Requirements = State how many lines include "JSON", giving the number by itself.

Provided data =
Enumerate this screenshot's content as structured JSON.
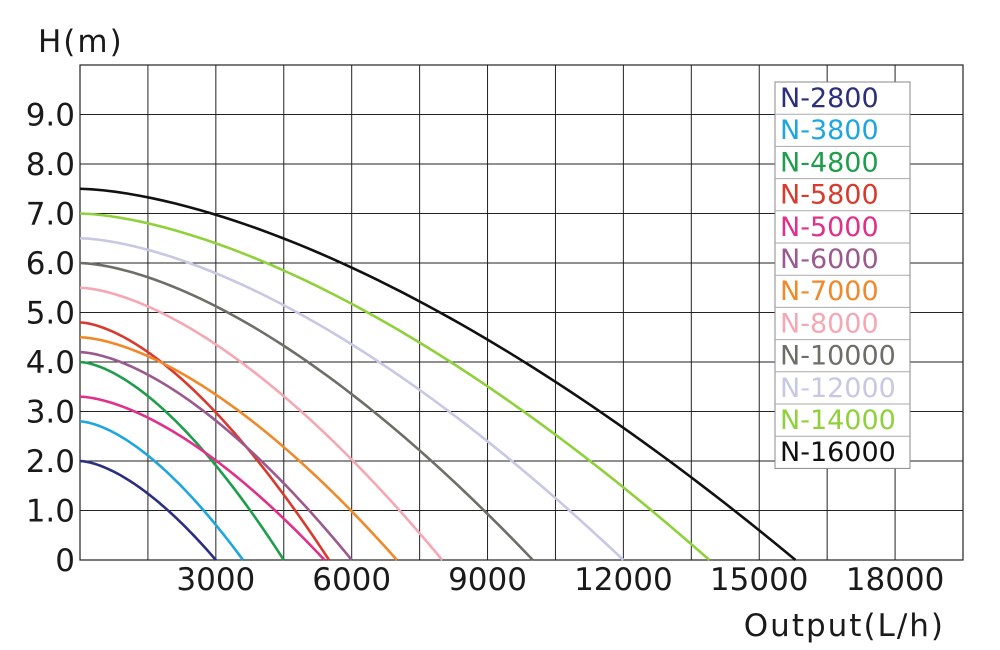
{
  "chart_data": {
    "type": "line",
    "xlabel": "Output(L/h)",
    "ylabel": "H(m)",
    "xlim": [
      0,
      19500
    ],
    "ylim": [
      0,
      10
    ],
    "x_ticks": [
      3000,
      6000,
      9000,
      12000,
      15000,
      18000
    ],
    "x_tick_labels": [
      "3000",
      "6000",
      "9000",
      "12000",
      "15000",
      "18000"
    ],
    "y_ticks": [
      0,
      1,
      2,
      3,
      4,
      5,
      6,
      7,
      8,
      9
    ],
    "y_tick_labels": [
      "0",
      "1.0",
      "2.0",
      "3.0",
      "4.0",
      "5.0",
      "6.0",
      "7.0",
      "8.0",
      "9.0"
    ],
    "grid": true,
    "legend_position": "top-right",
    "series": [
      {
        "name": "N-2800",
        "color": "#2b2f7e",
        "max_head": 2.0,
        "max_flow": 3000
      },
      {
        "name": "N-3800",
        "color": "#1ea6e0",
        "max_head": 2.8,
        "max_flow": 3600
      },
      {
        "name": "N-4800",
        "color": "#1e9e4a",
        "max_head": 4.0,
        "max_flow": 4500
      },
      {
        "name": "N-5800",
        "color": "#d93a2e",
        "max_head": 4.8,
        "max_flow": 5500
      },
      {
        "name": "N-5000",
        "color": "#e0308a",
        "max_head": 3.3,
        "max_flow": 5400
      },
      {
        "name": "N-6000",
        "color": "#9b5a8e",
        "max_head": 4.2,
        "max_flow": 6000
      },
      {
        "name": "N-7000",
        "color": "#f0892a",
        "max_head": 4.5,
        "max_flow": 7000
      },
      {
        "name": "N-8000",
        "color": "#f5a8b3",
        "max_head": 5.5,
        "max_flow": 8000
      },
      {
        "name": "N-10000",
        "color": "#6e6e66",
        "max_head": 6.0,
        "max_flow": 10000
      },
      {
        "name": "N-12000",
        "color": "#c8c8e4",
        "max_head": 6.5,
        "max_flow": 12000
      },
      {
        "name": "N-14000",
        "color": "#8fd13a",
        "max_head": 7.0,
        "max_flow": 13900
      },
      {
        "name": "N-16000",
        "color": "#111111",
        "max_head": 7.5,
        "max_flow": 15800
      }
    ]
  }
}
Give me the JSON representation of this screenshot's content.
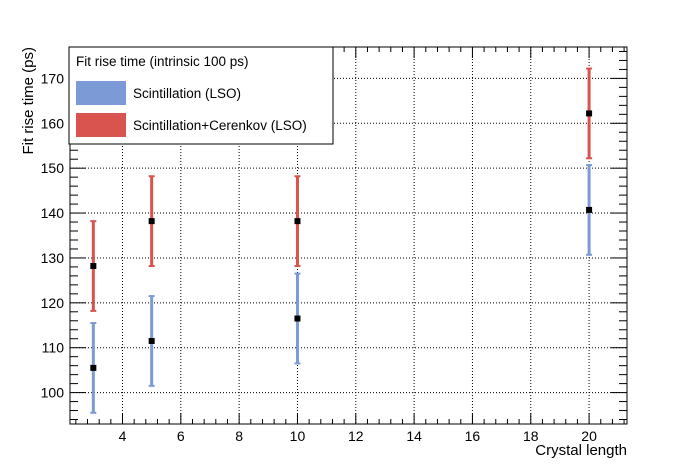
{
  "chart_data": {
    "type": "scatter",
    "title": "",
    "xlabel": "Crystal length",
    "ylabel": "Fit rise time (ps)",
    "xlim": [
      2.2,
      21.3
    ],
    "ylim": [
      93,
      177
    ],
    "xticks": [
      4,
      6,
      8,
      10,
      12,
      14,
      16,
      18,
      20
    ],
    "yticks": [
      100,
      110,
      120,
      130,
      140,
      150,
      160,
      170
    ],
    "grid": true,
    "legend": {
      "title": "Fit rise time (intrinsic 100 ps)",
      "position": "top-left"
    },
    "series": [
      {
        "name": "Scintillation (LSO)",
        "color": "#7b9ad6",
        "marker_color": "#000000",
        "x": [
          3,
          5,
          10,
          20
        ],
        "y": [
          105.5,
          111.5,
          116.5,
          140.7
        ],
        "yerr": [
          10,
          10,
          10,
          10
        ]
      },
      {
        "name": "Scintillation+Cerenkov (LSO)",
        "color": "#d9534f",
        "marker_color": "#000000",
        "x": [
          3,
          5,
          10,
          20
        ],
        "y": [
          128.2,
          138.2,
          138.2,
          162.2
        ],
        "yerr": [
          10,
          10,
          10,
          10
        ]
      }
    ]
  }
}
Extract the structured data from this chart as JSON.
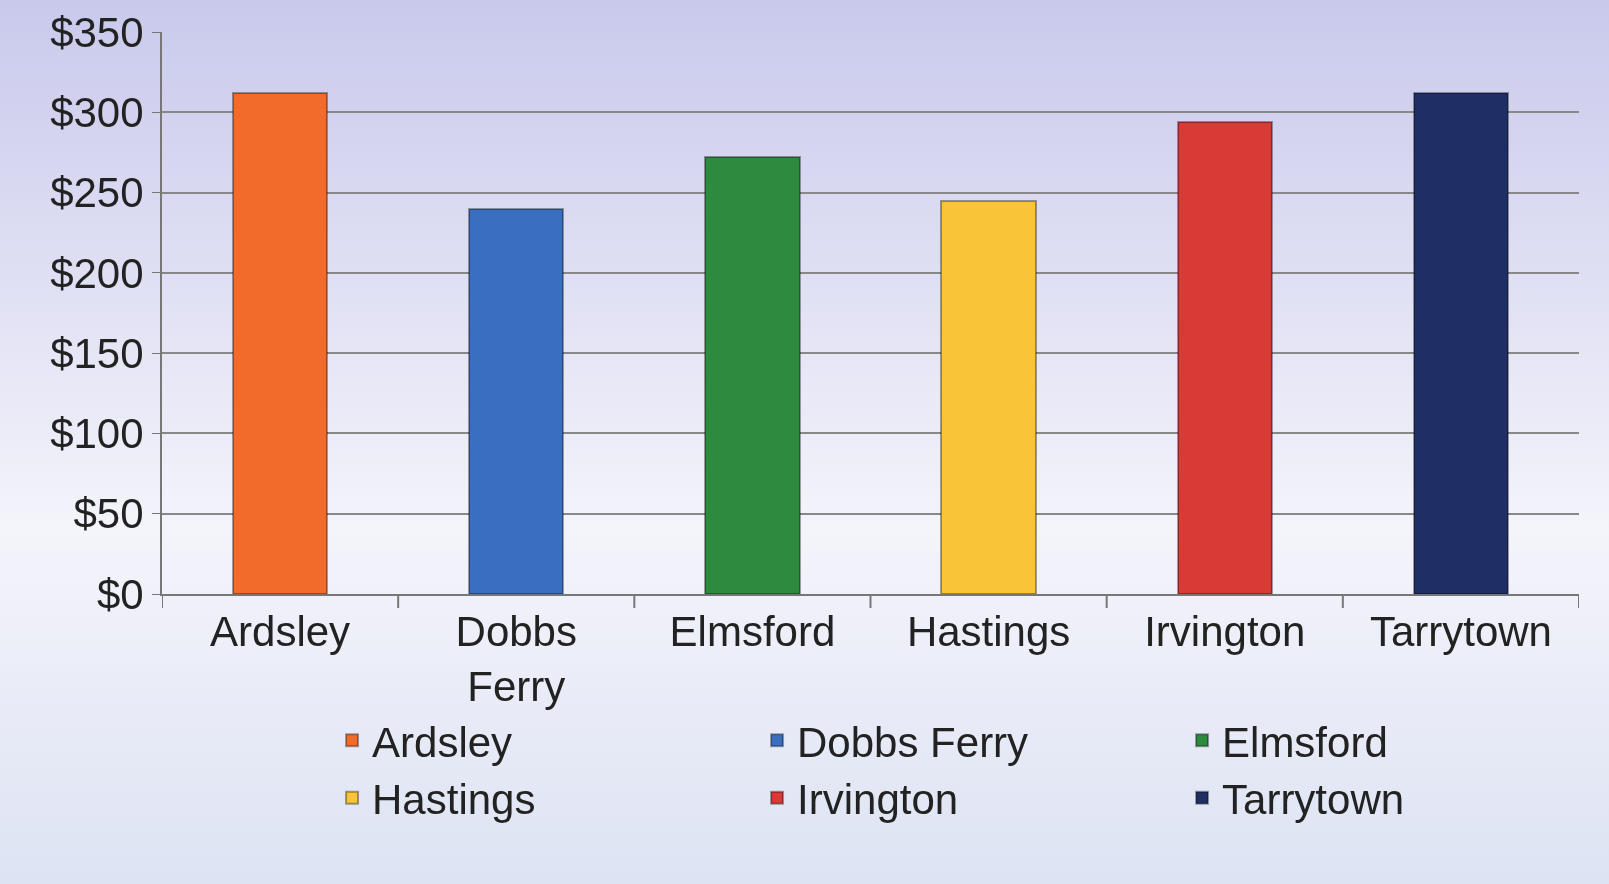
{
  "chart_data": {
    "type": "bar",
    "categories": [
      "Ardsley",
      "Dobbs Ferry",
      "Elmsford",
      "Hastings",
      "Irvington",
      "Tarrytown"
    ],
    "series": [
      {
        "name": "Ardsley",
        "color": "#f26b2a",
        "values": [
          312,
          null,
          null,
          null,
          null,
          null
        ]
      },
      {
        "name": "Dobbs Ferry",
        "color": "#3a6fc0",
        "values": [
          null,
          240,
          null,
          null,
          null,
          null
        ]
      },
      {
        "name": "Elmsford",
        "color": "#2e8b3e",
        "values": [
          null,
          null,
          272,
          null,
          null,
          null
        ]
      },
      {
        "name": "Hastings",
        "color": "#f9c437",
        "values": [
          null,
          null,
          null,
          245,
          null,
          null
        ]
      },
      {
        "name": "Irvington",
        "color": "#d93a35",
        "values": [
          null,
          null,
          null,
          null,
          294,
          null
        ]
      },
      {
        "name": "Tarrytown",
        "color": "#1f2f66",
        "values": [
          null,
          null,
          null,
          null,
          null,
          312
        ]
      }
    ],
    "stacked": true,
    "ylim": [
      0,
      350
    ],
    "yticks": [
      {
        "value": 0,
        "label": "$0"
      },
      {
        "value": 50,
        "label": "$50"
      },
      {
        "value": 100,
        "label": "$100"
      },
      {
        "value": 150,
        "label": "$150"
      },
      {
        "value": 200,
        "label": "$200"
      },
      {
        "value": 250,
        "label": "$250"
      },
      {
        "value": 300,
        "label": "$300"
      },
      {
        "value": 350,
        "label": "$350"
      }
    ],
    "grid": "y",
    "legend": "bottom"
  }
}
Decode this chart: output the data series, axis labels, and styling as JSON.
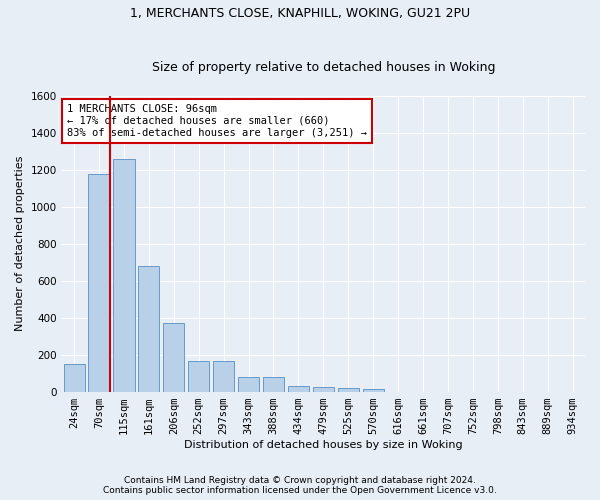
{
  "title1": "1, MERCHANTS CLOSE, KNAPHILL, WOKING, GU21 2PU",
  "title2": "Size of property relative to detached houses in Woking",
  "xlabel": "Distribution of detached houses by size in Woking",
  "ylabel": "Number of detached properties",
  "categories": [
    "24sqm",
    "70sqm",
    "115sqm",
    "161sqm",
    "206sqm",
    "252sqm",
    "297sqm",
    "343sqm",
    "388sqm",
    "434sqm",
    "479sqm",
    "525sqm",
    "570sqm",
    "616sqm",
    "661sqm",
    "707sqm",
    "752sqm",
    "798sqm",
    "843sqm",
    "889sqm",
    "934sqm"
  ],
  "values": [
    150,
    1175,
    1260,
    680,
    375,
    170,
    170,
    80,
    80,
    35,
    30,
    22,
    15,
    0,
    0,
    0,
    0,
    0,
    0,
    0,
    0
  ],
  "bar_color": "#b8d0e8",
  "bar_edge_color": "#6699cc",
  "vline_color": "#cc0000",
  "annotation_text": "1 MERCHANTS CLOSE: 96sqm\n← 17% of detached houses are smaller (660)\n83% of semi-detached houses are larger (3,251) →",
  "annotation_box_color": "#ffffff",
  "annotation_box_edge": "#cc0000",
  "ylim": [
    0,
    1600
  ],
  "yticks": [
    0,
    200,
    400,
    600,
    800,
    1000,
    1200,
    1400,
    1600
  ],
  "footer1": "Contains HM Land Registry data © Crown copyright and database right 2024.",
  "footer2": "Contains public sector information licensed under the Open Government Licence v3.0.",
  "bg_color": "#e8eef6",
  "grid_color": "#ffffff",
  "title1_fontsize": 9,
  "title2_fontsize": 9,
  "axis_label_fontsize": 8,
  "tick_fontsize": 7.5,
  "footer_fontsize": 6.5
}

Exercise response = 4